§ **GOAL**
Transcribe all of the records word for word, but omit the pictures.
↓
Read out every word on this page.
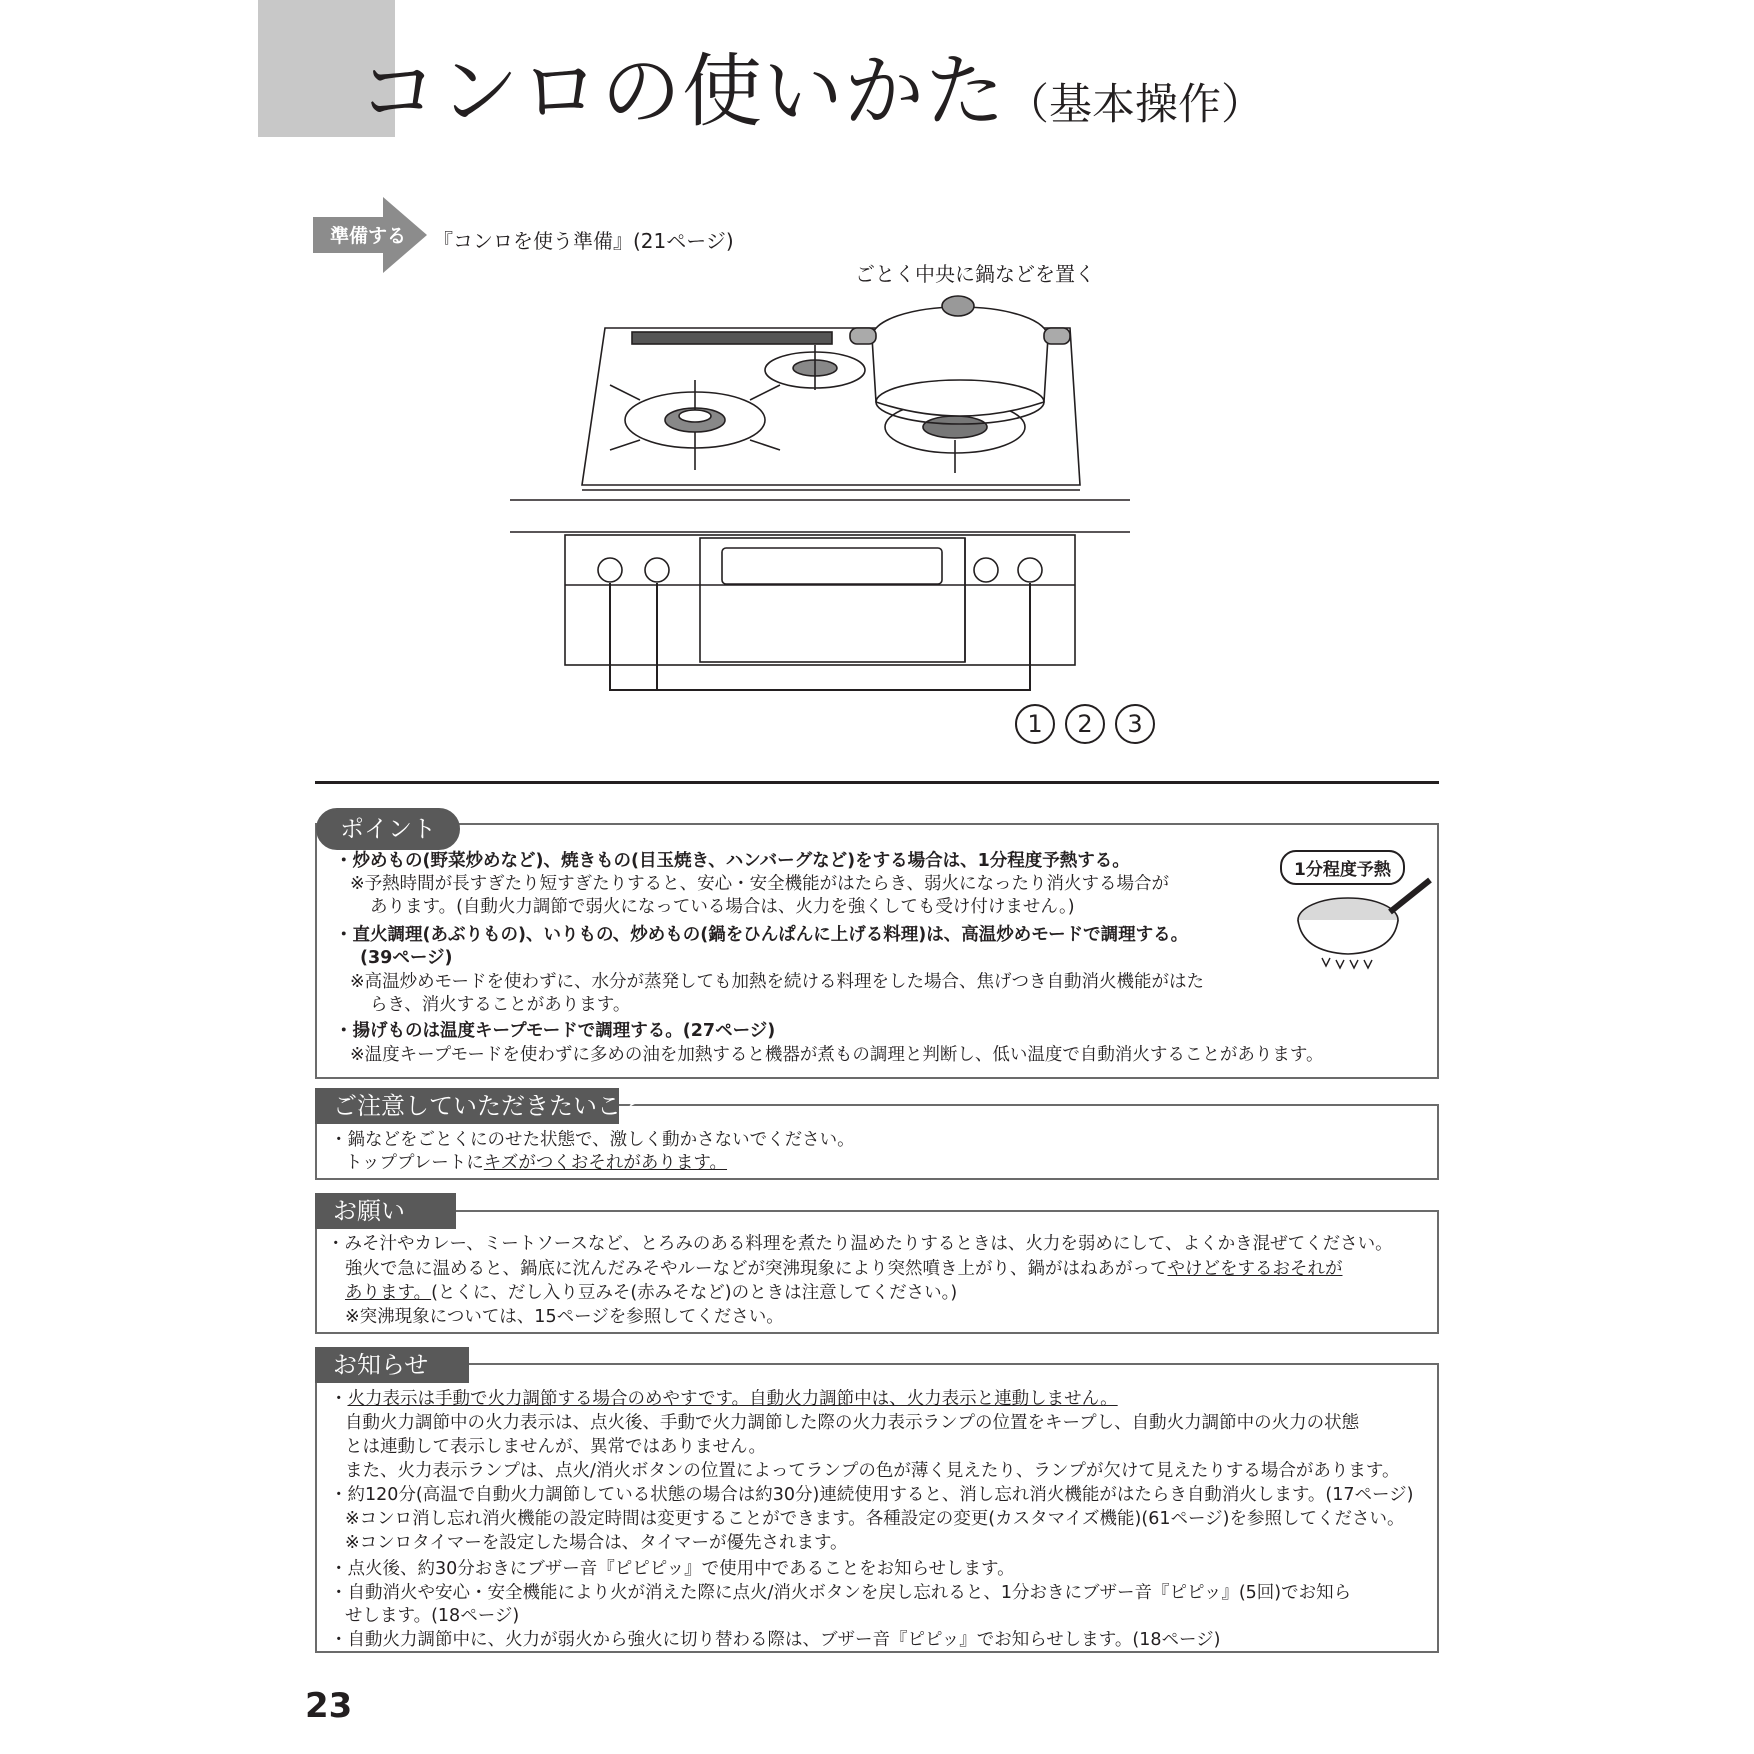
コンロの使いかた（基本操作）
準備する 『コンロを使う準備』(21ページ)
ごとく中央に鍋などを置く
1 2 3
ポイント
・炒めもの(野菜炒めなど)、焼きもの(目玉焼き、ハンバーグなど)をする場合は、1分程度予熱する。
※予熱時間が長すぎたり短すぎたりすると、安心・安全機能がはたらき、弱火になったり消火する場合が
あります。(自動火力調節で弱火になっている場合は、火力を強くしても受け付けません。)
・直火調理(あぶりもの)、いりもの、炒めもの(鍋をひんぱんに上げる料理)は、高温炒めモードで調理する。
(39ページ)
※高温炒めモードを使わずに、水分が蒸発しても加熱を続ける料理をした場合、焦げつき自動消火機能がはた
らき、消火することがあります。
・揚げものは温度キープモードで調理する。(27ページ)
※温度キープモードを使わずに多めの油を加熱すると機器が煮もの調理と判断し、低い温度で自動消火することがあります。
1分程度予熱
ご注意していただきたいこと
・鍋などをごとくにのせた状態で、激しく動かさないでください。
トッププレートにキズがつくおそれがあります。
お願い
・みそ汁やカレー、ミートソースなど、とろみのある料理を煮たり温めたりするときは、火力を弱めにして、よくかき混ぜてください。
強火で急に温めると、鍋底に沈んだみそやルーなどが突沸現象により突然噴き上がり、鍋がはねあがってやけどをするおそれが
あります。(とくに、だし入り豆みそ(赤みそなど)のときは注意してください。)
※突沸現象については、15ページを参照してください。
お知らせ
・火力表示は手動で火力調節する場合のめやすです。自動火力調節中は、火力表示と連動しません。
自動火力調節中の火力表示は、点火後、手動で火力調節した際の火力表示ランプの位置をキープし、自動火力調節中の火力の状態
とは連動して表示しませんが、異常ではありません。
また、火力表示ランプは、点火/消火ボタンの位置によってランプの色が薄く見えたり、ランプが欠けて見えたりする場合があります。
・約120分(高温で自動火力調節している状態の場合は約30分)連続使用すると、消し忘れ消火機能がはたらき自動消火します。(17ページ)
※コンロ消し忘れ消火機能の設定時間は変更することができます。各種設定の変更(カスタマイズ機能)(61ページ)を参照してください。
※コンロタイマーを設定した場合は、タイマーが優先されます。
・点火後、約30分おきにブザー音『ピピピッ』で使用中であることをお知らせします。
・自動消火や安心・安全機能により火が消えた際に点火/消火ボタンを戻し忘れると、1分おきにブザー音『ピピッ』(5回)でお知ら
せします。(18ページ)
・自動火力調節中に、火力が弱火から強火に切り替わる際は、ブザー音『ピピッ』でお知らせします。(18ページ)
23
↑
§ **PROBLEM SOLUTION**
Read out every word on this page.
コンロの使いかた（基本操作）
準備する 『コンロを使う準備』(21ページ)
ごとく中央に鍋などを置く
1 2 3
ポイント
・炒めもの(野菜炒めなど)、焼きもの(目玉焼き、ハンバーグなど)をする場合は、1分程度予熱する。
※予熱時間が長すぎたり短すぎたりすると、安心・安全機能がはたらき、弱火になったり消火する場合が
あります。(自動火力調節で弱火になっている場合は、火力を強くしても受け付けません。)
・直火調理(あぶりもの)、いりもの、炒めもの(鍋をひんぱんに上げる料理)は、高温炒めモードで調理する。
(39ページ)
※高温炒めモードを使わずに、水分が蒸発しても加熱を続ける料理をした場合、焦げつき自動消火機能がはた
らき、消火することがあります。
・揚げものは温度キープモードで調理する。(27ページ)
※温度キープモードを使わずに多めの油を加熱すると機器が煮もの調理と判断し、低い温度で自動消火することがあります。
1分程度予熱
ご注意していただきたいこと
・鍋などをごとくにのせた状態で、激しく動かさないでください。
トッププレートにキズがつくおそれがあります。
お願い
・みそ汁やカレー、ミートソースなど、とろみのある料理を煮たり温めたりするときは、火力を弱めにして、よくかき混ぜてください。
強火で急に温めると、鍋底に沈んだみそやルーなどが突沸現象により突然噴き上がり、鍋がはねあがってやけどをするおそれが
あります。(とくに、だし入り豆みそ(赤みそなど)のときは注意してください。)
※突沸現象については、15ページを参照してください。
お知らせ
・火力表示は手動で火力調節する場合のめやすです。自動火力調節中は、火力表示と連動しません。
自動火力調節中の火力表示は、点火後、手動で火力調節した際の火力表示ランプの位置をキープし、自動火力調節中の火力の状態
とは連動して表示しませんが、異常ではありません。
また、火力表示ランプは、点火/消火ボタンの位置によってランプの色が薄く見えたり、ランプが欠けて見えたりする場合があります。
・約120分(高温で自動火力調節している状態の場合は約30分)連続使用すると、消し忘れ消火機能がはたらき自動消火します。(17ページ)
※コンロ消し忘れ消火機能の設定時間は変更することができます。各種設定の変更(カスタマイズ機能)(61ページ)を参照してください。
※コンロタイマーを設定した場合は、タイマーが優先されます。
・点火後、約30分おきにブザー音『ピピピッ』で使用中であることをお知らせします。
・自動消火や安心・安全機能により火が消えた際に点火/消火ボタンを戻し忘れると、1分おきにブザー音『ピピッ』(5回)でお知ら
せします。(18ページ)
・自動火力調節中に、火力が弱火から強火に切り替わる際は、ブザー音『ピピッ』でお知らせします。(18ページ)
23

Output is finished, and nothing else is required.